* Records:
_ _ _ _ _ _ _

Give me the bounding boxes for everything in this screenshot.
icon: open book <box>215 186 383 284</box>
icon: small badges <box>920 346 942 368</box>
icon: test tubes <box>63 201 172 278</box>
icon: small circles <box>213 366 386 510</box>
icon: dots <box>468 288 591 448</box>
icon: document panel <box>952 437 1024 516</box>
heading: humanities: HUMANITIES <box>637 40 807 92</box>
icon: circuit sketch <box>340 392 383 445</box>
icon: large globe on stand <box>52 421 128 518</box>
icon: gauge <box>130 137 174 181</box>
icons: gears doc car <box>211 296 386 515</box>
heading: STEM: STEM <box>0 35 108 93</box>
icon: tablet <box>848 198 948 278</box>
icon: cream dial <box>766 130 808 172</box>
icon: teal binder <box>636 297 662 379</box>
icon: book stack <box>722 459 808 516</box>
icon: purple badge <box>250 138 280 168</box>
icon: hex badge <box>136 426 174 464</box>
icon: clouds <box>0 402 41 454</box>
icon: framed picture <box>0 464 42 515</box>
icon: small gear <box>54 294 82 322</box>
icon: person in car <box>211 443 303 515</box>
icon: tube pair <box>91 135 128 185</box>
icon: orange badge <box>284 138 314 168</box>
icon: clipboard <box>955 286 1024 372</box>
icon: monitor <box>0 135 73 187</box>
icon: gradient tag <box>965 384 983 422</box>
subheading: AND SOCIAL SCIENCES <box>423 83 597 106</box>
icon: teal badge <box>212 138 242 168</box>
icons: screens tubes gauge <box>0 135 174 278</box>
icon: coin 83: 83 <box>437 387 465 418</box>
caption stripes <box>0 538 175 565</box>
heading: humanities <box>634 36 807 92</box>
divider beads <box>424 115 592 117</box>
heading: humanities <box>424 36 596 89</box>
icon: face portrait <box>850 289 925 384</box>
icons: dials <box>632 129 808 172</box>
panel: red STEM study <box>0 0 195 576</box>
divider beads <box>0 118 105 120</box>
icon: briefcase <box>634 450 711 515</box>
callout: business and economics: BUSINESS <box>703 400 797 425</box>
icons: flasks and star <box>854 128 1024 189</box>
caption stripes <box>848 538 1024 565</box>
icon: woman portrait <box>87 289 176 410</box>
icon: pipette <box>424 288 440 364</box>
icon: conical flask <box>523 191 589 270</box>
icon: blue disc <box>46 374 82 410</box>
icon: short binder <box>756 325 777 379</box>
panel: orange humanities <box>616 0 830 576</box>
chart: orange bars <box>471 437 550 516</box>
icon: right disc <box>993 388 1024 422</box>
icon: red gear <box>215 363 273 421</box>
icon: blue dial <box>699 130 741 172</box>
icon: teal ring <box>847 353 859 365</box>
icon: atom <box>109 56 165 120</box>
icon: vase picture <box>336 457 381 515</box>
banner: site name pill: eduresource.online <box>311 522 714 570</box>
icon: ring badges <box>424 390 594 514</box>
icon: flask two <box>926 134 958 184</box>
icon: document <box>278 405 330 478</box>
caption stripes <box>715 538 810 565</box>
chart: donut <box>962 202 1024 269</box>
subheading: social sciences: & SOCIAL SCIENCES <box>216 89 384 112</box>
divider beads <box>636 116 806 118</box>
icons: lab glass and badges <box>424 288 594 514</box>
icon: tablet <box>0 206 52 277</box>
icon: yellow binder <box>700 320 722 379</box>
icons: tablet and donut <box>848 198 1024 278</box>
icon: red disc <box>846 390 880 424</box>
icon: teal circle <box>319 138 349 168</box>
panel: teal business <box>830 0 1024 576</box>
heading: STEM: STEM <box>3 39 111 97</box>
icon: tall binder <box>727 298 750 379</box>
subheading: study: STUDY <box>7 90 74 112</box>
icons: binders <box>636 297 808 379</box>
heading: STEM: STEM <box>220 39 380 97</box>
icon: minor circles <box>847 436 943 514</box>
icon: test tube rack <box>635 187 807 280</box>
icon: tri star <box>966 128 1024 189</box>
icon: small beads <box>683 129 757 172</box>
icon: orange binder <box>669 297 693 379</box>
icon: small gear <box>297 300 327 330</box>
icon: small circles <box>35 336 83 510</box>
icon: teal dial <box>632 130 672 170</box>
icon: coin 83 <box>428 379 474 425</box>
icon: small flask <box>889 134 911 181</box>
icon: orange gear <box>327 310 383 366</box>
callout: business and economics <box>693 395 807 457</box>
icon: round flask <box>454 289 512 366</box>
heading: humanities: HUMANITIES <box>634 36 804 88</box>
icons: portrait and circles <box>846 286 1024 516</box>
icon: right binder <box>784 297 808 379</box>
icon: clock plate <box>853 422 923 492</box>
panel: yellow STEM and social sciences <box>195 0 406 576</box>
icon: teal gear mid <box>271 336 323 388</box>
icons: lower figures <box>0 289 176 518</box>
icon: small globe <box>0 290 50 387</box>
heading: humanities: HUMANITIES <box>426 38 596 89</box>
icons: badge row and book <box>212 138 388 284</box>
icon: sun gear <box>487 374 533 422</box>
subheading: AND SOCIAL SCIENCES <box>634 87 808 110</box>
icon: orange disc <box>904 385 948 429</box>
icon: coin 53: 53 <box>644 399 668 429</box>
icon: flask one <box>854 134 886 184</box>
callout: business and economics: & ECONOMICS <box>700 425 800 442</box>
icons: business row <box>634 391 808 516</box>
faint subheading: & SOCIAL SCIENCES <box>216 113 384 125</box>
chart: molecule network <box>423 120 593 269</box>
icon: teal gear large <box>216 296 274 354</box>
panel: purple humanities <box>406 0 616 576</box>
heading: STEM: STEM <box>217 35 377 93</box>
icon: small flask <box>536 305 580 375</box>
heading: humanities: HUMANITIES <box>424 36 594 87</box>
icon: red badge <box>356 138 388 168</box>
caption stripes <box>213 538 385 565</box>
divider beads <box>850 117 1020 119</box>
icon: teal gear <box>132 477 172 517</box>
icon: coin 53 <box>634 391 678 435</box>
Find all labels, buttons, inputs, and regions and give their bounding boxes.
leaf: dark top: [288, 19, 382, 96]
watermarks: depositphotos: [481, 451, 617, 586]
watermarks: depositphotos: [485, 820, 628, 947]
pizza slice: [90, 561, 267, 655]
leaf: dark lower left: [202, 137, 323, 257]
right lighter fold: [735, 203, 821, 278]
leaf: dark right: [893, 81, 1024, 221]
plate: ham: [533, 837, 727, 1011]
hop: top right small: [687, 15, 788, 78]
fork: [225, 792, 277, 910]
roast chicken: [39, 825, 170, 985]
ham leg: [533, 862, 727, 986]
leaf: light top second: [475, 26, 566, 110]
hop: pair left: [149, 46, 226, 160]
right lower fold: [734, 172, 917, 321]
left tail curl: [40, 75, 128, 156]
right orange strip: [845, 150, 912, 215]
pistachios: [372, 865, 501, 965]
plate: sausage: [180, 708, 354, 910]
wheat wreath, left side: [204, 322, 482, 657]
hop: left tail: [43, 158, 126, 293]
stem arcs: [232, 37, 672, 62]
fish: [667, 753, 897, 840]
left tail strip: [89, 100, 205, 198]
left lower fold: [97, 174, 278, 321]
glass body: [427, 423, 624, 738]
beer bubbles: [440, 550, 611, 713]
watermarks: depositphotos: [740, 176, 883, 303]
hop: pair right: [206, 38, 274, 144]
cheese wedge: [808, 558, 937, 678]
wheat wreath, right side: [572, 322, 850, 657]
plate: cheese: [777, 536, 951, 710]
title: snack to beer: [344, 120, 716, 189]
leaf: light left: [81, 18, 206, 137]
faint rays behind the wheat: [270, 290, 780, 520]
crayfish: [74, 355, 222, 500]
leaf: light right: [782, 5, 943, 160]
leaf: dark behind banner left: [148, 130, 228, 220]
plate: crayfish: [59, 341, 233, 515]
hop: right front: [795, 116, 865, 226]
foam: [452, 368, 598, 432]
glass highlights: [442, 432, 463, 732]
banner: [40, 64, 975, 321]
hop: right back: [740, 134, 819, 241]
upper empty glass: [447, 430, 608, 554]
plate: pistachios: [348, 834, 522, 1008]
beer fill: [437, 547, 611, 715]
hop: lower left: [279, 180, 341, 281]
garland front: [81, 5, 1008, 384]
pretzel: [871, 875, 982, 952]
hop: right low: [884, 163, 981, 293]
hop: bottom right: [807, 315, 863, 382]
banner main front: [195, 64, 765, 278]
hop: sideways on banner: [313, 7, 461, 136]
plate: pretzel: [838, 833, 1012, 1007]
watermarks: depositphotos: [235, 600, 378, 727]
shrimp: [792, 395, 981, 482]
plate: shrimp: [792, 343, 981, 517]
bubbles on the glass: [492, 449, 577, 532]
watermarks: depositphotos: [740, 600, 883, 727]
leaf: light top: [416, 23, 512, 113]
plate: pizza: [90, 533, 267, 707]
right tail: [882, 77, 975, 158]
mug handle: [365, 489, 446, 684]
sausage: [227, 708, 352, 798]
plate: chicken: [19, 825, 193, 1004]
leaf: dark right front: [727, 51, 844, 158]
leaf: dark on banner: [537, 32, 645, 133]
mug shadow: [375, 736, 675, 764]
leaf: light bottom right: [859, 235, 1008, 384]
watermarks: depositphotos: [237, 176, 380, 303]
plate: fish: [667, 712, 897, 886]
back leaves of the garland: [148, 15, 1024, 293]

_ _ _ _ _ _ _

* Task directions:
Render the listing, starting at its first line and ending at the line containing "icon: gauge <box>130 137 174 181</box>", as a Markdown table with columns Row and Line. Skip any blank lines.

* Reply:
| Row | Line |
|---|---|
| 1 | Give me the bounding boxes for everything in this screenshot. |
| 2 | icon: open book <box>215 186 383 284</box> |
| 3 | icon: small badges <box>920 346 942 368</box> |
| 4 | icon: test tubes <box>63 201 172 278</box> |
| 5 | icon: small circles <box>213 366 386 510</box> |
| 6 | icon: dots <box>468 288 591 448</box> |
| 7 | icon: document panel <box>952 437 1024 516</box> |
| 8 | heading: humanities: HUMANITIES <box>637 40 807 92</box> |
| 9 | icon: circuit sketch <box>340 392 383 445</box> |
| 10 | icon: large globe on stand <box>52 421 128 518</box> |
| 11 | icon: gauge <box>130 137 174 181</box> |